PROBLEM TO SOLVE: Output all the data exactly. Pictures do not belong in the copy.

DATA:
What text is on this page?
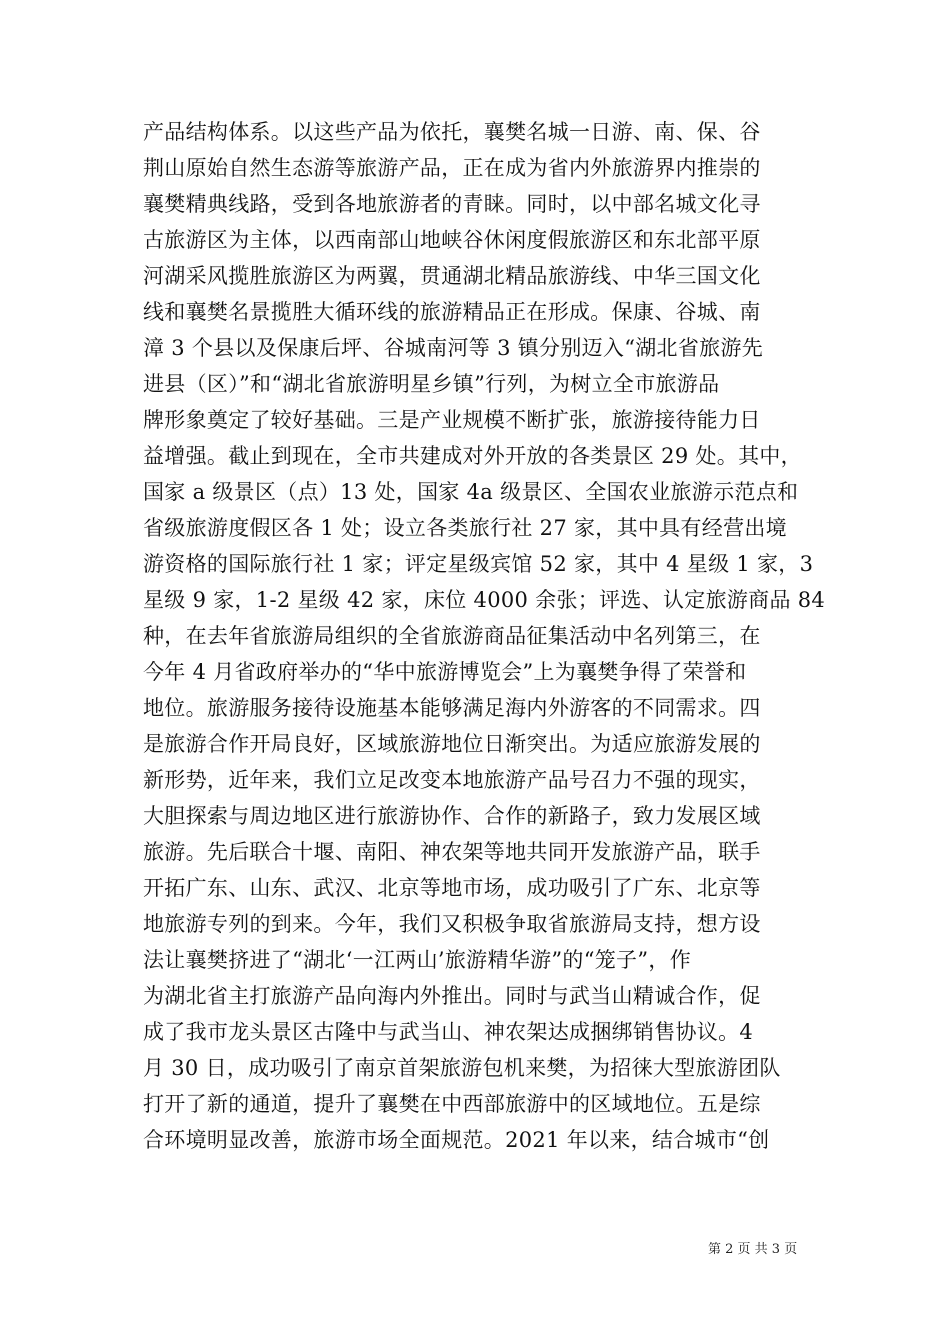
产品结构体系。以这些产品为依托，襄樊名城一日游、南、保、谷
荆山原始自然生态游等旅游产品，正在成为省内外旅游界内推崇的
襄樊精典线路，受到各地旅游者的青睐。同时，以中部名城文化寻
古旅游区为主体，以西南部山地峡谷休闲度假旅游区和东北部平原
河湖采风揽胜旅游区为两翼，贯通湖北精品旅游线、中华三国文化
线和襄樊名景揽胜大循环线的旅游精品正在形成。保康、谷城、南
漳 3 个县以及保康后坪、谷城南河等 3 镇分别迈入“湖北省旅游先
进县（区）”和“湖北省旅游明星乡镇”行列，为树立全市旅游品
牌形象奠定了较好基础。三是产业规模不断扩张，旅游接待能力日
益增强。截止到现在，全市共建成对外开放的各类景区 29 处。其中，
国家 a 级景区（点）13 处，国家 4a 级景区、全国农业旅游示范点和
省级旅游度假区各 1 处；设立各类旅行社 27 家，其中具有经营出境
游资格的国际旅行社 1 家；评定星级宾馆 52 家，其中 4 星级 1 家，3
星级 9 家，1-2 星级 42 家，床位 4000 余张；评选、认定旅游商品 84
种，在去年省旅游局组织的全省旅游商品征集活动中名列第三，在
今年 4 月省政府举办的“华中旅游博览会”上为襄樊争得了荣誉和
地位。旅游服务接待设施基本能够满足海内外游客的不同需求。四
是旅游合作开局良好，区域旅游地位日渐突出。为适应旅游发展的
新形势，近年来，我们立足改变本地旅游产品号召力不强的现实，
大胆探索与周边地区进行旅游协作、合作的新路子，致力发展区域
旅游。先后联合十堰、南阳、神农架等地共同开发旅游产品，联手
开拓广东、山东、武汉、北京等地市场，成功吸引了广东、北京等
地旅游专列的到来。今年，我们又积极争取省旅游局支持，想方设
法让襄樊挤进了“湖北‘一江两山’旅游精华游”的“笼子”，作
为湖北省主打旅游产品向海内外推出。同时与武当山精诚合作，促
成了我市龙头景区古隆中与武当山、神农架达成捆绑销售协议。4
月 30 日，成功吸引了南京首架旅游包机来樊，为招徕大型旅游团队
打开了新的通道，提升了襄樊在中西部旅游中的区域地位。五是综
合环境明显改善，旅游市场全面规范。2021 年以来，结合城市“创
第 2 页 共 3 页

OUTPUT FOR THIS EXERCISE:
What text is on this page?
产品结构体系。以这些产品为依托，襄樊名城一日游、南、保、谷
荆山原始自然生态游等旅游产品，正在成为省内外旅游界内推崇的
襄樊精典线路，受到各地旅游者的青睐。同时，以中部名城文化寻
古旅游区为主体，以西南部山地峡谷休闲度假旅游区和东北部平原
河湖采风揽胜旅游区为两翼，贯通湖北精品旅游线、中华三国文化
线和襄樊名景揽胜大循环线的旅游精品正在形成。保康、谷城、南
漳 3 个县以及保康后坪、谷城南河等 3 镇分别迈入“湖北省旅游先
进县（区）”和“湖北省旅游明星乡镇”行列，为树立全市旅游品
牌形象奠定了较好基础。三是产业规模不断扩张，旅游接待能力日
益增强。截止到现在，全市共建成对外开放的各类景区 29 处。其中，
国家 a 级景区（点）13 处，国家 4a 级景区、全国农业旅游示范点和
省级旅游度假区各 1 处；设立各类旅行社 27 家，其中具有经营出境
游资格的国际旅行社 1 家；评定星级宾馆 52 家，其中 4 星级 1 家，3
星级 9 家，1-2 星级 42 家，床位 4000 余张；评选、认定旅游商品 84
种，在去年省旅游局组织的全省旅游商品征集活动中名列第三，在
今年 4 月省政府举办的“华中旅游博览会”上为襄樊争得了荣誉和
地位。旅游服务接待设施基本能够满足海内外游客的不同需求。四
是旅游合作开局良好，区域旅游地位日渐突出。为适应旅游发展的
新形势，近年来，我们立足改变本地旅游产品号召力不强的现实，
大胆探索与周边地区进行旅游协作、合作的新路子，致力发展区域
旅游。先后联合十堰、南阳、神农架等地共同开发旅游产品，联手
开拓广东、山东、武汉、北京等地市场，成功吸引了广东、北京等
地旅游专列的到来。今年，我们又积极争取省旅游局支持，想方设
法让襄樊挤进了“湖北‘一江两山’旅游精华游”的“笼子”，作
为湖北省主打旅游产品向海内外推出。同时与武当山精诚合作，促
成了我市龙头景区古隆中与武当山、神农架达成捆绑销售协议。4
月 30 日，成功吸引了南京首架旅游包机来樊，为招徕大型旅游团队
打开了新的通道，提升了襄樊在中西部旅游中的区域地位。五是综
合环境明显改善，旅游市场全面规范。2021 年以来，结合城市“创
第 2 页 共 3 页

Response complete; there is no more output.